### Stated exercise
Copy down every line where the string "chômage" shows up.

[start]

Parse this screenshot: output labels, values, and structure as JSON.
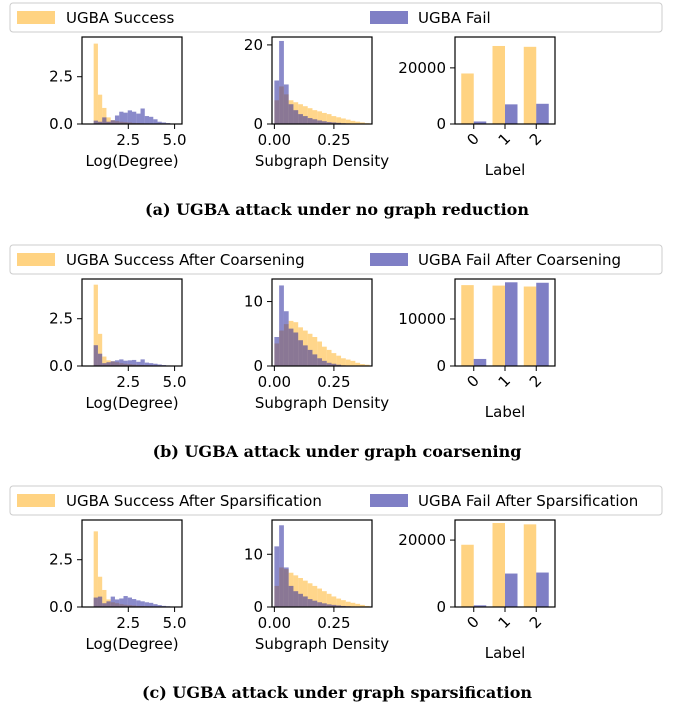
{
  "colors": {
    "success": "#FFC04D",
    "fail": "#2A2A9E",
    "axis": "#000000",
    "legend_border": "#CCCCCC"
  },
  "chart_data": [
    {
      "panel": "a",
      "caption": "(a) UGBA attack under no graph reduction",
      "legend": [
        "UGBA Success",
        "UGBA Fail"
      ],
      "subplots": [
        {
          "type": "histogram",
          "xlabel": "Log(Degree)",
          "xlim": [
            0,
            5.4
          ],
          "ylim": [
            0,
            4.6
          ],
          "xticks": [
            "2.5",
            "5.0"
          ],
          "yticks": [
            "0.0",
            "2.5"
          ],
          "bin_edges": [
            0.63,
            0.86,
            1.09,
            1.32,
            1.55,
            1.78,
            2.01,
            2.24,
            2.47,
            2.7,
            2.93,
            3.16,
            3.39,
            3.62,
            3.85,
            4.08,
            4.31,
            4.54,
            4.77
          ],
          "series": [
            {
              "values": [
                4.25,
                1.55,
                0.85,
                0.35,
                0.2,
                0.15,
                0.12,
                0.1,
                0.08,
                0.06,
                0.05,
                0.04,
                0.03,
                0.02,
                0.02,
                0.01,
                0.01,
                0.01
              ]
            },
            {
              "values": [
                0.18,
                0.12,
                0.35,
                0.12,
                0.2,
                0.45,
                0.65,
                0.6,
                0.72,
                0.65,
                0.55,
                0.82,
                0.42,
                0.38,
                0.25,
                0.12,
                0.08,
                0.05
              ]
            }
          ]
        },
        {
          "type": "histogram",
          "xlabel": "Subgraph Density",
          "xlim": [
            -0.01,
            0.41
          ],
          "ylim": [
            0,
            22
          ],
          "xticks": [
            "0.00",
            "0.25"
          ],
          "yticks": [
            "0",
            "20"
          ],
          "bin_edges": [
            0.0,
            0.02,
            0.04,
            0.06,
            0.08,
            0.1,
            0.12,
            0.14,
            0.16,
            0.18,
            0.2,
            0.22,
            0.24,
            0.26,
            0.28,
            0.3,
            0.32,
            0.34,
            0.36,
            0.38,
            0.4
          ],
          "series": [
            {
              "values": [
                6,
                9.5,
                7.5,
                6,
                5.5,
                5,
                4.5,
                4,
                3.5,
                3.2,
                2.8,
                2.5,
                2,
                1.7,
                1.4,
                1.1,
                0.8,
                0.6,
                0.4,
                0.2
              ]
            },
            {
              "values": [
                11,
                21,
                10,
                5,
                3.5,
                2.5,
                2,
                1.5,
                1.2,
                0.9,
                0.7,
                0.5,
                0.4,
                0.3,
                0.2,
                0.15,
                0.1,
                0.08,
                0.05,
                0.03
              ]
            }
          ]
        },
        {
          "type": "bar",
          "xlabel": "Label",
          "categories": [
            "0",
            "1",
            "2"
          ],
          "ylim": [
            0,
            31000
          ],
          "yticks": [
            "0",
            "20000"
          ],
          "series": [
            {
              "name": "UGBA Success",
              "values": [
                18000,
                27800,
                27500
              ]
            },
            {
              "name": "UGBA Fail",
              "values": [
                900,
                7000,
                7200
              ]
            }
          ]
        }
      ]
    },
    {
      "panel": "b",
      "caption": "(b) UGBA attack under graph coarsening",
      "legend": [
        "UGBA Success After Coarsening",
        "UGBA Fail After Coarsening"
      ],
      "subplots": [
        {
          "type": "histogram",
          "xlabel": "Log(Degree)",
          "xlim": [
            0,
            5.4
          ],
          "ylim": [
            0,
            4.6
          ],
          "xticks": [
            "2.5",
            "5.0"
          ],
          "yticks": [
            "0.0",
            "2.5"
          ],
          "bin_edges": [
            0.63,
            0.86,
            1.09,
            1.32,
            1.55,
            1.78,
            2.01,
            2.24,
            2.47,
            2.7,
            2.93,
            3.16,
            3.39,
            3.62,
            3.85,
            4.08,
            4.31,
            4.54,
            4.77
          ],
          "series": [
            {
              "values": [
                4.3,
                1.7,
                0.5,
                0.3,
                0.25,
                0.2,
                0.15,
                0.12,
                0.1,
                0.08,
                0.06,
                0.05,
                0.04,
                0.03,
                0.02,
                0.02,
                0.01,
                0.01
              ]
            },
            {
              "values": [
                1.1,
                0.65,
                0.15,
                0.2,
                0.25,
                0.3,
                0.35,
                0.28,
                0.3,
                0.32,
                0.22,
                0.35,
                0.18,
                0.15,
                0.12,
                0.08,
                0.05,
                0.03
              ]
            }
          ]
        },
        {
          "type": "histogram",
          "xlabel": "Subgraph Density",
          "xlim": [
            -0.01,
            0.41
          ],
          "ylim": [
            0,
            13.5
          ],
          "xticks": [
            "0.00",
            "0.25"
          ],
          "yticks": [
            "0",
            "10"
          ],
          "bin_edges": [
            0.0,
            0.02,
            0.04,
            0.06,
            0.08,
            0.1,
            0.12,
            0.14,
            0.16,
            0.18,
            0.2,
            0.22,
            0.24,
            0.26,
            0.28,
            0.3,
            0.32,
            0.34,
            0.36,
            0.38,
            0.4
          ],
          "series": [
            {
              "values": [
                3.5,
                5.5,
                6.5,
                7,
                6.8,
                6,
                5.5,
                5,
                4.5,
                3.8,
                3,
                2.5,
                2,
                1.6,
                1.2,
                1,
                0.8,
                0.5,
                0.3,
                0.2
              ]
            },
            {
              "values": [
                4.5,
                12.5,
                8.5,
                5.8,
                5.2,
                4,
                3.2,
                2.5,
                1.8,
                1.2,
                0.8,
                0.5,
                0.35,
                0.2,
                0.1,
                0.05,
                0.03,
                0.02,
                0.01,
                0.01
              ]
            }
          ]
        },
        {
          "type": "bar",
          "xlabel": "Label",
          "categories": [
            "0",
            "1",
            "2"
          ],
          "ylim": [
            0,
            18500
          ],
          "yticks": [
            "0",
            "10000"
          ],
          "series": [
            {
              "name": "UGBA Success After Coarsening",
              "values": [
                17200,
                17100,
                16900
              ]
            },
            {
              "name": "UGBA Fail After Coarsening",
              "values": [
                1500,
                17800,
                17700
              ]
            }
          ]
        }
      ]
    },
    {
      "panel": "c",
      "caption": "(c) UGBA attack under graph sparsification",
      "legend": [
        "UGBA Success After Sparsification",
        "UGBA Fail After Sparsification"
      ],
      "subplots": [
        {
          "type": "histogram",
          "xlabel": "Log(Degree)",
          "xlim": [
            0,
            5.4
          ],
          "ylim": [
            0,
            4.6
          ],
          "xticks": [
            "2.5",
            "5.0"
          ],
          "yticks": [
            "0.0",
            "2.5"
          ],
          "bin_edges": [
            0.63,
            0.86,
            1.09,
            1.32,
            1.55,
            1.78,
            2.01,
            2.24,
            2.47,
            2.7,
            2.93,
            3.16,
            3.39,
            3.62,
            3.85,
            4.08,
            4.31,
            4.54,
            4.77
          ],
          "series": [
            {
              "values": [
                4.0,
                1.6,
                0.9,
                0.4,
                0.25,
                0.2,
                0.15,
                0.12,
                0.1,
                0.08,
                0.06,
                0.05,
                0.04,
                0.03,
                0.02,
                0.02,
                0.01,
                0.01
              ]
            },
            {
              "values": [
                0.5,
                0.55,
                0.2,
                0.3,
                0.55,
                0.4,
                0.45,
                0.58,
                0.5,
                0.42,
                0.35,
                0.3,
                0.25,
                0.22,
                0.15,
                0.1,
                0.06,
                0.04
              ]
            }
          ]
        },
        {
          "type": "histogram",
          "xlabel": "Subgraph Density",
          "xlim": [
            -0.01,
            0.41
          ],
          "ylim": [
            0,
            16.5
          ],
          "xticks": [
            "0.00",
            "0.25"
          ],
          "yticks": [
            "0",
            "10"
          ],
          "bin_edges": [
            0.0,
            0.02,
            0.04,
            0.06,
            0.08,
            0.1,
            0.12,
            0.14,
            0.16,
            0.18,
            0.2,
            0.22,
            0.24,
            0.26,
            0.28,
            0.3,
            0.32,
            0.34,
            0.36,
            0.38,
            0.4
          ],
          "series": [
            {
              "values": [
                4,
                7.5,
                7.2,
                6.5,
                6,
                5.5,
                5,
                4.5,
                4,
                3.5,
                3,
                2.5,
                2,
                1.6,
                1.3,
                1,
                0.8,
                0.6,
                0.4,
                0.2
              ]
            },
            {
              "values": [
                11.5,
                15.5,
                7.5,
                4,
                3,
                2.5,
                2,
                1.5,
                1.2,
                0.9,
                0.7,
                0.5,
                0.4,
                0.3,
                0.2,
                0.15,
                0.1,
                0.05,
                0.03,
                0.02
              ]
            }
          ]
        },
        {
          "type": "bar",
          "xlabel": "Label",
          "categories": [
            "0",
            "1",
            "2"
          ],
          "ylim": [
            0,
            26000
          ],
          "yticks": [
            "0",
            "20000"
          ],
          "series": [
            {
              "name": "UGBA Success After Sparsification",
              "values": [
                18600,
                25100,
                24700
              ]
            },
            {
              "name": "UGBA Fail After Sparsification",
              "values": [
                500,
                10000,
                10300
              ]
            }
          ]
        }
      ]
    }
  ]
}
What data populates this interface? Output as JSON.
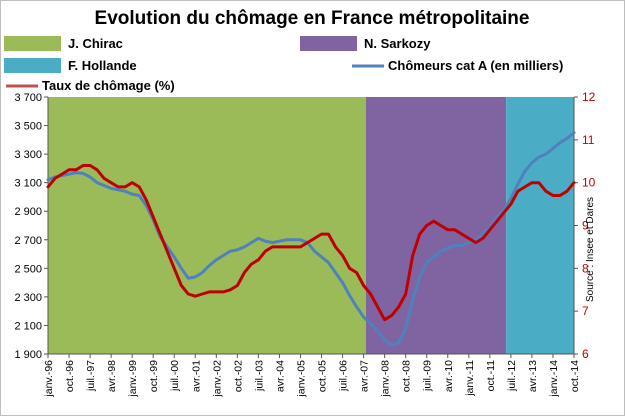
{
  "chart_data": {
    "type": "line",
    "title": "Evolution du chômage en France métropolitaine",
    "source": "Source : Insee et Dares",
    "legend": [
      {
        "label": "J. Chirac",
        "kind": "period",
        "color": "#9bbb59"
      },
      {
        "label": "N. Sarkozy",
        "kind": "period",
        "color": "#8064a2"
      },
      {
        "label": "F. Hollande",
        "kind": "period",
        "color": "#4bacc6"
      },
      {
        "label": "Chômeurs cat A (en milliers)",
        "kind": "line",
        "color": "#4f81bd"
      },
      {
        "label": "Taux de chômage (%)",
        "kind": "line",
        "color": "#c0504d"
      }
    ],
    "periods": [
      {
        "name": "J. Chirac",
        "start": "1996-01",
        "end": "2007-05",
        "color": "#9bbb59"
      },
      {
        "name": "N. Sarkozy",
        "start": "2007-05",
        "end": "2012-05",
        "color": "#8064a2"
      },
      {
        "name": "F. Hollande",
        "start": "2012-05",
        "end": "2014-10",
        "color": "#4bacc6"
      }
    ],
    "x_tick_labels": [
      "janv.-96",
      "oct.-96",
      "juil.-97",
      "avr.-98",
      "janv.-99",
      "oct.-99",
      "juil.-00",
      "avr.-01",
      "janv.-02",
      "oct.-02",
      "juil.-03",
      "avr.-04",
      "janv.-05",
      "oct.-05",
      "juil.-06",
      "avr.-07",
      "janv.-08",
      "oct.-08",
      "juil.-09",
      "avr.-10",
      "janv.-11",
      "oct.-11",
      "juil.-12",
      "avr.-13",
      "janv.-14",
      "oct.-14"
    ],
    "y_left": {
      "min": 1900,
      "max": 3700,
      "ticks": [
        "1 900",
        "2 100",
        "2 300",
        "2 500",
        "2 700",
        "2 900",
        "3 100",
        "3 300",
        "3 500",
        "3 700"
      ]
    },
    "y_right": {
      "min": 6,
      "max": 12,
      "ticks": [
        "6",
        "7",
        "8",
        "9",
        "10",
        "11",
        "12"
      ]
    },
    "series": [
      {
        "name": "Chômeurs cat A (en milliers)",
        "axis": "left",
        "color": "#4f81bd",
        "points": [
          [
            "1996-01",
            3120
          ],
          [
            "1996-04",
            3140
          ],
          [
            "1996-07",
            3150
          ],
          [
            "1996-10",
            3160
          ],
          [
            "1997-01",
            3170
          ],
          [
            "1997-04",
            3165
          ],
          [
            "1997-07",
            3140
          ],
          [
            "1997-10",
            3100
          ],
          [
            "1998-01",
            3080
          ],
          [
            "1998-04",
            3060
          ],
          [
            "1998-07",
            3050
          ],
          [
            "1998-10",
            3040
          ],
          [
            "1999-01",
            3020
          ],
          [
            "1999-04",
            3010
          ],
          [
            "1999-07",
            2940
          ],
          [
            "1999-10",
            2840
          ],
          [
            "2000-01",
            2720
          ],
          [
            "2000-04",
            2650
          ],
          [
            "2000-07",
            2580
          ],
          [
            "2000-10",
            2500
          ],
          [
            "2001-01",
            2430
          ],
          [
            "2001-04",
            2440
          ],
          [
            "2001-07",
            2470
          ],
          [
            "2001-10",
            2520
          ],
          [
            "2002-01",
            2560
          ],
          [
            "2002-04",
            2590
          ],
          [
            "2002-07",
            2620
          ],
          [
            "2002-10",
            2630
          ],
          [
            "2003-01",
            2650
          ],
          [
            "2003-04",
            2680
          ],
          [
            "2003-07",
            2710
          ],
          [
            "2003-10",
            2690
          ],
          [
            "2004-01",
            2680
          ],
          [
            "2004-04",
            2690
          ],
          [
            "2004-07",
            2700
          ],
          [
            "2004-10",
            2700
          ],
          [
            "2005-01",
            2700
          ],
          [
            "2005-04",
            2680
          ],
          [
            "2005-07",
            2620
          ],
          [
            "2005-10",
            2580
          ],
          [
            "2006-01",
            2540
          ],
          [
            "2006-04",
            2470
          ],
          [
            "2006-07",
            2400
          ],
          [
            "2006-10",
            2310
          ],
          [
            "2007-01",
            2230
          ],
          [
            "2007-04",
            2160
          ],
          [
            "2007-07",
            2110
          ],
          [
            "2007-10",
            2060
          ],
          [
            "2008-01",
            2000
          ],
          [
            "2008-04",
            1960
          ],
          [
            "2008-07",
            1980
          ],
          [
            "2008-10",
            2080
          ],
          [
            "2009-01",
            2280
          ],
          [
            "2009-04",
            2440
          ],
          [
            "2009-07",
            2540
          ],
          [
            "2009-10",
            2580
          ],
          [
            "2010-01",
            2620
          ],
          [
            "2010-04",
            2640
          ],
          [
            "2010-07",
            2660
          ],
          [
            "2010-10",
            2660
          ],
          [
            "2011-01",
            2680
          ],
          [
            "2011-04",
            2700
          ],
          [
            "2011-07",
            2740
          ],
          [
            "2011-10",
            2790
          ],
          [
            "2012-01",
            2860
          ],
          [
            "2012-04",
            2910
          ],
          [
            "2012-07",
            2990
          ],
          [
            "2012-10",
            3090
          ],
          [
            "2013-01",
            3180
          ],
          [
            "2013-04",
            3240
          ],
          [
            "2013-07",
            3280
          ],
          [
            "2013-10",
            3300
          ],
          [
            "2014-01",
            3340
          ],
          [
            "2014-04",
            3380
          ],
          [
            "2014-07",
            3410
          ],
          [
            "2014-10",
            3450
          ]
        ]
      },
      {
        "name": "Taux de chômage (%)",
        "axis": "right",
        "color": "#c00000",
        "points": [
          [
            "1996-01",
            9.9
          ],
          [
            "1996-04",
            10.1
          ],
          [
            "1996-07",
            10.2
          ],
          [
            "1996-10",
            10.3
          ],
          [
            "1997-01",
            10.3
          ],
          [
            "1997-04",
            10.4
          ],
          [
            "1997-07",
            10.4
          ],
          [
            "1997-10",
            10.3
          ],
          [
            "1998-01",
            10.1
          ],
          [
            "1998-04",
            10.0
          ],
          [
            "1998-07",
            9.9
          ],
          [
            "1998-10",
            9.9
          ],
          [
            "1999-01",
            10.0
          ],
          [
            "1999-04",
            9.9
          ],
          [
            "1999-07",
            9.6
          ],
          [
            "1999-10",
            9.2
          ],
          [
            "2000-01",
            8.8
          ],
          [
            "2000-04",
            8.4
          ],
          [
            "2000-07",
            8.0
          ],
          [
            "2000-10",
            7.6
          ],
          [
            "2001-01",
            7.4
          ],
          [
            "2001-04",
            7.35
          ],
          [
            "2001-07",
            7.4
          ],
          [
            "2001-10",
            7.45
          ],
          [
            "2002-01",
            7.45
          ],
          [
            "2002-04",
            7.45
          ],
          [
            "2002-07",
            7.5
          ],
          [
            "2002-10",
            7.6
          ],
          [
            "2003-01",
            7.9
          ],
          [
            "2003-04",
            8.1
          ],
          [
            "2003-07",
            8.2
          ],
          [
            "2003-10",
            8.4
          ],
          [
            "2004-01",
            8.5
          ],
          [
            "2004-04",
            8.5
          ],
          [
            "2004-07",
            8.5
          ],
          [
            "2004-10",
            8.5
          ],
          [
            "2005-01",
            8.5
          ],
          [
            "2005-04",
            8.6
          ],
          [
            "2005-07",
            8.7
          ],
          [
            "2005-10",
            8.8
          ],
          [
            "2006-01",
            8.8
          ],
          [
            "2006-04",
            8.5
          ],
          [
            "2006-07",
            8.3
          ],
          [
            "2006-10",
            8.0
          ],
          [
            "2007-01",
            7.9
          ],
          [
            "2007-04",
            7.6
          ],
          [
            "2007-07",
            7.4
          ],
          [
            "2007-10",
            7.1
          ],
          [
            "2008-01",
            6.8
          ],
          [
            "2008-04",
            6.9
          ],
          [
            "2008-07",
            7.1
          ],
          [
            "2008-10",
            7.4
          ],
          [
            "2009-01",
            8.3
          ],
          [
            "2009-04",
            8.8
          ],
          [
            "2009-07",
            9.0
          ],
          [
            "2009-10",
            9.1
          ],
          [
            "2010-01",
            9.0
          ],
          [
            "2010-04",
            8.9
          ],
          [
            "2010-07",
            8.9
          ],
          [
            "2010-10",
            8.8
          ],
          [
            "2011-01",
            8.7
          ],
          [
            "2011-04",
            8.6
          ],
          [
            "2011-07",
            8.7
          ],
          [
            "2011-10",
            8.9
          ],
          [
            "2012-01",
            9.1
          ],
          [
            "2012-04",
            9.3
          ],
          [
            "2012-07",
            9.5
          ],
          [
            "2012-10",
            9.8
          ],
          [
            "2013-01",
            9.9
          ],
          [
            "2013-04",
            10.0
          ],
          [
            "2013-07",
            10.0
          ],
          [
            "2013-10",
            9.8
          ],
          [
            "2014-01",
            9.7
          ],
          [
            "2014-04",
            9.7
          ],
          [
            "2014-07",
            9.8
          ],
          [
            "2014-10",
            10.0
          ]
        ]
      }
    ]
  }
}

[end]

### Response
    "title": "Evolution du chômage en France métropolitaine",
        "label": "Taux de chômage (%)",
        "name": "Taux de chômage (%)",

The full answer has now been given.